What is expected: Of the lines in these entries, how many contain the string "thirty"? Give the number and nothing else.

Excerpt from a dataset:
++++++++
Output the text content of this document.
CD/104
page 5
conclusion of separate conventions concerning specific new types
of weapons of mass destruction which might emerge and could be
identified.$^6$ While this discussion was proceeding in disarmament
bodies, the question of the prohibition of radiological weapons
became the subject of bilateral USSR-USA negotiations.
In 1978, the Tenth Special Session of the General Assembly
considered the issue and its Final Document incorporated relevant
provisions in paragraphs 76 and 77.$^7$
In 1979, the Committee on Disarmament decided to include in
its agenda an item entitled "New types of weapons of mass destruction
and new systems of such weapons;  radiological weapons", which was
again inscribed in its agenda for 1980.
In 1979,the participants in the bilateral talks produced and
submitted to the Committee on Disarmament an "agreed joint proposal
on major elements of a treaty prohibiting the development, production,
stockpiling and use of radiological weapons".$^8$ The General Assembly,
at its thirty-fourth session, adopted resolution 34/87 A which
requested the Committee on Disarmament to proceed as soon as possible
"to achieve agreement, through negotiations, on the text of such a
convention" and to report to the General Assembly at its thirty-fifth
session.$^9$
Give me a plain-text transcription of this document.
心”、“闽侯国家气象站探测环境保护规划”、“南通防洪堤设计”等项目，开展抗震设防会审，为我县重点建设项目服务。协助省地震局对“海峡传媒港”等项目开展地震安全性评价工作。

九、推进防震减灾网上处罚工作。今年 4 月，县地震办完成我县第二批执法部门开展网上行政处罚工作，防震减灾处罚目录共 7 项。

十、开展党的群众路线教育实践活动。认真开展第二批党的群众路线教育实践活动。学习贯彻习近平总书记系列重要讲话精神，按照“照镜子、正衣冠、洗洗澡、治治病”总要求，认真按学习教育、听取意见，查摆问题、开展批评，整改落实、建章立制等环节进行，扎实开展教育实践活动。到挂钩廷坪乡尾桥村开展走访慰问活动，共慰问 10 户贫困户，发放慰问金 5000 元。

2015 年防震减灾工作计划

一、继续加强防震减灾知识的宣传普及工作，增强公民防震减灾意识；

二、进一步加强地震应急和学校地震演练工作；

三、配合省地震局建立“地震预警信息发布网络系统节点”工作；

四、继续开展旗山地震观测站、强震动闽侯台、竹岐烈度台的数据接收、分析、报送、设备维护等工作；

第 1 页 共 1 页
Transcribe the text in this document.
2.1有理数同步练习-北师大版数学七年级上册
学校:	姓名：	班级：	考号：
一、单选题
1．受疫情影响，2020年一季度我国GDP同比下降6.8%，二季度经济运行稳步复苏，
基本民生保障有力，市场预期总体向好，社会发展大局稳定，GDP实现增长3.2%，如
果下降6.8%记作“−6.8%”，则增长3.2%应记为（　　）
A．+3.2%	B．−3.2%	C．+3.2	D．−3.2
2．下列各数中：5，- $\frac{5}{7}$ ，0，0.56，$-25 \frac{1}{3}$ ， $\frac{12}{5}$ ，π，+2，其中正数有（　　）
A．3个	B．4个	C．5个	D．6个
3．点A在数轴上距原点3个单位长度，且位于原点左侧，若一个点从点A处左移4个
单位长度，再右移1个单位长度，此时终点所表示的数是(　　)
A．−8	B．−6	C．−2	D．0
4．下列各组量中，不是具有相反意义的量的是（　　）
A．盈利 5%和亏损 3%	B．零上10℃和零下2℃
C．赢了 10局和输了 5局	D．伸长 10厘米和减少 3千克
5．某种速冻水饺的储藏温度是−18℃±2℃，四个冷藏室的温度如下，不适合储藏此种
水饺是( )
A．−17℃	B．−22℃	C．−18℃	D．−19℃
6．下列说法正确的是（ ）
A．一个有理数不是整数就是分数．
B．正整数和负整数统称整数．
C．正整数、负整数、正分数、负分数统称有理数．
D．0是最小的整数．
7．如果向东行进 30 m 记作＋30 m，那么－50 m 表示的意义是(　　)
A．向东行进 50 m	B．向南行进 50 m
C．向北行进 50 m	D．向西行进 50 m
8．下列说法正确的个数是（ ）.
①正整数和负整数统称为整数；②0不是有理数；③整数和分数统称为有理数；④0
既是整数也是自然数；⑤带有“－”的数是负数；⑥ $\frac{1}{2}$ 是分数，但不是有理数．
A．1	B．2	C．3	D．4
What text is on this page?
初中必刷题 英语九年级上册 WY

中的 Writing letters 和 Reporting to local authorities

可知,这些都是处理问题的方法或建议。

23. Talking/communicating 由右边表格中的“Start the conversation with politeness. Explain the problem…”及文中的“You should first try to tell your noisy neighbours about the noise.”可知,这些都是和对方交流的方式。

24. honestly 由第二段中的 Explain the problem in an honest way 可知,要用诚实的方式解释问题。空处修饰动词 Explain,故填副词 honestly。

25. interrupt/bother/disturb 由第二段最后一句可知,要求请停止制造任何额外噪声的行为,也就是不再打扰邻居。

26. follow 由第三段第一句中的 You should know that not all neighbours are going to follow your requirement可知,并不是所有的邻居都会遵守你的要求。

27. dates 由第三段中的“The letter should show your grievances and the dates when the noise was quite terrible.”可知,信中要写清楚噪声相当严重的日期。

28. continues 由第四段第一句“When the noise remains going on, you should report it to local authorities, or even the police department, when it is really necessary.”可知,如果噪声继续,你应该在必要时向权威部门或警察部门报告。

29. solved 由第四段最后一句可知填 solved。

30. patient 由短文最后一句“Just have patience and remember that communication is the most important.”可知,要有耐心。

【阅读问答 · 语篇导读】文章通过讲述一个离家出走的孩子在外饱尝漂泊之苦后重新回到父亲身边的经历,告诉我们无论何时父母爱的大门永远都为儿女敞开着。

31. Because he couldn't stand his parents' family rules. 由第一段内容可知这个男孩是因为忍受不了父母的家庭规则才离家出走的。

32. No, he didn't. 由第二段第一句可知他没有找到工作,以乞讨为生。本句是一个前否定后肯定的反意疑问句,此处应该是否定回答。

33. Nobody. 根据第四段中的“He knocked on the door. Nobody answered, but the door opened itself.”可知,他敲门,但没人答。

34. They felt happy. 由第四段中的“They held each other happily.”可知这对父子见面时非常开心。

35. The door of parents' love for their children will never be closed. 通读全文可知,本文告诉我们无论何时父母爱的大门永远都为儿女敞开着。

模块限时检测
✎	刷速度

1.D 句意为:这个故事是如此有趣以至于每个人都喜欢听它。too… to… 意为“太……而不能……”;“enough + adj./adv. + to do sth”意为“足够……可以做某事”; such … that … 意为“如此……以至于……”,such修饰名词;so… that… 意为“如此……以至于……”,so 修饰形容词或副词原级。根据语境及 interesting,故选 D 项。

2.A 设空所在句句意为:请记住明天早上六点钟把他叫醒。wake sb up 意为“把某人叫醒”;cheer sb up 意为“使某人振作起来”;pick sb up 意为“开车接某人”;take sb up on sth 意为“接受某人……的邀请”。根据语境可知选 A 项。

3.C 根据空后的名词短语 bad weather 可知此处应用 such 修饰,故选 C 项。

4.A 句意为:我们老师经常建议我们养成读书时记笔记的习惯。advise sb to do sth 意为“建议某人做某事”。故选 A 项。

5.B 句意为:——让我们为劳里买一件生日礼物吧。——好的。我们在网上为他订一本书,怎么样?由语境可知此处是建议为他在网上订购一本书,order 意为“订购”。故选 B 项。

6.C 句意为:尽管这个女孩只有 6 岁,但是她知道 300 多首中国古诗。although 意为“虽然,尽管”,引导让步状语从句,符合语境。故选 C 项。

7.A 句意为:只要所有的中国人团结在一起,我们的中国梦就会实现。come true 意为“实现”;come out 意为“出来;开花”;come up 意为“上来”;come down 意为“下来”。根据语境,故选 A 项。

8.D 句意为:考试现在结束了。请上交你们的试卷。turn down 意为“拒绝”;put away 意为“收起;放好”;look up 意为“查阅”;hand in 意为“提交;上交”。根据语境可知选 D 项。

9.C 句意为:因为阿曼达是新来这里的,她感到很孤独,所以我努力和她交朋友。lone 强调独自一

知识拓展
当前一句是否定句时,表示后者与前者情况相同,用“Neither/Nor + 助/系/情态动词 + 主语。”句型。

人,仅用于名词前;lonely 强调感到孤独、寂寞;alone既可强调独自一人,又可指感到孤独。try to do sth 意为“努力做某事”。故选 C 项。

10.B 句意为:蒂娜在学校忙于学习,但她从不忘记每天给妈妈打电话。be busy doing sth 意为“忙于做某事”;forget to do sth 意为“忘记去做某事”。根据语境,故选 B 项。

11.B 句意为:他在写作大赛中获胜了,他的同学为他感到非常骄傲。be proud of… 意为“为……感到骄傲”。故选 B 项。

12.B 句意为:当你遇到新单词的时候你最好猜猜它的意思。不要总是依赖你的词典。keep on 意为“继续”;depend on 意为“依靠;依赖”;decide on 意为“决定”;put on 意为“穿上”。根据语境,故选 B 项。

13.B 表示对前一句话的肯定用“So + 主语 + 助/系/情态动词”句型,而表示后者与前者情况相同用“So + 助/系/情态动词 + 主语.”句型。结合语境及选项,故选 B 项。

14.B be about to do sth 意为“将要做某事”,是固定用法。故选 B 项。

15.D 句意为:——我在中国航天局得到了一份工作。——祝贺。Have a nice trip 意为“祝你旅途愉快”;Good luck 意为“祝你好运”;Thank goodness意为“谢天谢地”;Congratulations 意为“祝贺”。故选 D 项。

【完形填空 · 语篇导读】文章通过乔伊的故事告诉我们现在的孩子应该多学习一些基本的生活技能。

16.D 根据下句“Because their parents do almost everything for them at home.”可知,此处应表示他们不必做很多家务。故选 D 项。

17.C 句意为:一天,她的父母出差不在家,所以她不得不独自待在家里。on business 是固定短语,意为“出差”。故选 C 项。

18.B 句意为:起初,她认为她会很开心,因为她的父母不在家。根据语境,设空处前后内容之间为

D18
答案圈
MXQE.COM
++++++++
Result of this exercise: 2